(Region boundary data)
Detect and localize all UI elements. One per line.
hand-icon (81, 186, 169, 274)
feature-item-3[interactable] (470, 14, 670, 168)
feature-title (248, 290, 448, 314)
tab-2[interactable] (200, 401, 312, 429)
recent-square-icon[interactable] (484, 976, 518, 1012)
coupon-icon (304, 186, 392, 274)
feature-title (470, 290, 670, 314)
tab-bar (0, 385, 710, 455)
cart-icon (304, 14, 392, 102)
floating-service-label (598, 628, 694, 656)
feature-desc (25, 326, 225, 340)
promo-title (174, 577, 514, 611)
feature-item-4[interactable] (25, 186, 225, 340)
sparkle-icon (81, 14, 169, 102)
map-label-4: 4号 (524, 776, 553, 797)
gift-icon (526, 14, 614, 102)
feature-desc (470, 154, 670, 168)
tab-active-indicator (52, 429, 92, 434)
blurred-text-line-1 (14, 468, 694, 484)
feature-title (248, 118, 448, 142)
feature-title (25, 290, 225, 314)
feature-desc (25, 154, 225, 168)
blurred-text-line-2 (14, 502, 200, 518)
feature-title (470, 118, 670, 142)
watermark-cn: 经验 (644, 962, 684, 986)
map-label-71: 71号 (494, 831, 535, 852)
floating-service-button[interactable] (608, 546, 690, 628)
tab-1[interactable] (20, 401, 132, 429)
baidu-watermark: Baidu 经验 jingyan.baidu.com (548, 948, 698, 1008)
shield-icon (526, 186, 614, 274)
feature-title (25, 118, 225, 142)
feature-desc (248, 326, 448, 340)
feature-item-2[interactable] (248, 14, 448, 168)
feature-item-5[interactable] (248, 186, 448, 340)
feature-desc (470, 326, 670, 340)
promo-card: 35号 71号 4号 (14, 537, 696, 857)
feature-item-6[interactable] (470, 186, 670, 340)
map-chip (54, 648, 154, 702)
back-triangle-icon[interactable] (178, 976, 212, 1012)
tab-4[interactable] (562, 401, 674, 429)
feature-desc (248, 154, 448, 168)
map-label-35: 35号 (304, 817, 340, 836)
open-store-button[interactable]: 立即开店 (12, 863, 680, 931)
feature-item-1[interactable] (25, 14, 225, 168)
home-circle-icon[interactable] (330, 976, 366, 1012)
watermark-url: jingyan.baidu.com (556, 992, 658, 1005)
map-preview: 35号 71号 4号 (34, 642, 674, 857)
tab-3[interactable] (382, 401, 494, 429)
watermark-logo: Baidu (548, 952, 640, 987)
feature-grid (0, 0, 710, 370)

• _Prompt_
Copy every line of the items above without changing anything.

• _Written response_
Detect and localize all UI elements. One per line.
hand-icon (81, 186, 169, 274)
feature-item-3[interactable] (470, 14, 670, 168)
feature-title (248, 290, 448, 314)
tab-2[interactable] (200, 401, 312, 429)
recent-square-icon[interactable] (484, 976, 518, 1012)
coupon-icon (304, 186, 392, 274)
feature-title (470, 290, 670, 314)
tab-bar (0, 385, 710, 455)
cart-icon (304, 14, 392, 102)
floating-service-label (598, 628, 694, 656)
feature-desc (25, 326, 225, 340)
promo-title (174, 577, 514, 611)
feature-item-4[interactable] (25, 186, 225, 340)
sparkle-icon (81, 14, 169, 102)
map-label-4: 4号 (524, 776, 553, 797)
gift-icon (526, 14, 614, 102)
feature-desc (470, 154, 670, 168)
tab-active-indicator (52, 429, 92, 434)
blurred-text-line-1 (14, 468, 694, 484)
feature-title (248, 118, 448, 142)
feature-title (25, 290, 225, 314)
feature-desc (25, 154, 225, 168)
blurred-text-line-2 (14, 502, 200, 518)
feature-title (470, 118, 670, 142)
watermark-cn: 经验 (644, 962, 684, 986)
map-label-71: 71号 (494, 831, 535, 852)
floating-service-button[interactable] (608, 546, 690, 628)
tab-1[interactable] (20, 401, 132, 429)
baidu-watermark: Baidu 经验 jingyan.baidu.com (548, 948, 698, 1008)
shield-icon (526, 186, 614, 274)
feature-title (25, 118, 225, 142)
feature-desc (248, 326, 448, 340)
feature-item-2[interactable] (248, 14, 448, 168)
feature-item-5[interactable] (248, 186, 448, 340)
feature-desc (470, 326, 670, 340)
promo-card: 35号 71号 4号 (14, 537, 696, 857)
feature-item-6[interactable] (470, 186, 670, 340)
map-chip (54, 648, 154, 702)
back-triangle-icon[interactable] (178, 976, 212, 1012)
tab-4[interactable] (562, 401, 674, 429)
feature-desc (248, 154, 448, 168)
map-label-35: 35号 (304, 817, 340, 836)
open-store-button[interactable]: 立即开店 (12, 863, 680, 931)
feature-item-1[interactable] (25, 14, 225, 168)
home-circle-icon[interactable] (330, 976, 366, 1012)
watermark-url: jingyan.baidu.com (556, 992, 658, 1005)
map-preview: 35号 71号 4号 (34, 642, 674, 857)
tab-3[interactable] (382, 401, 494, 429)
watermark-logo: Baidu (548, 952, 640, 987)
feature-grid (0, 0, 710, 370)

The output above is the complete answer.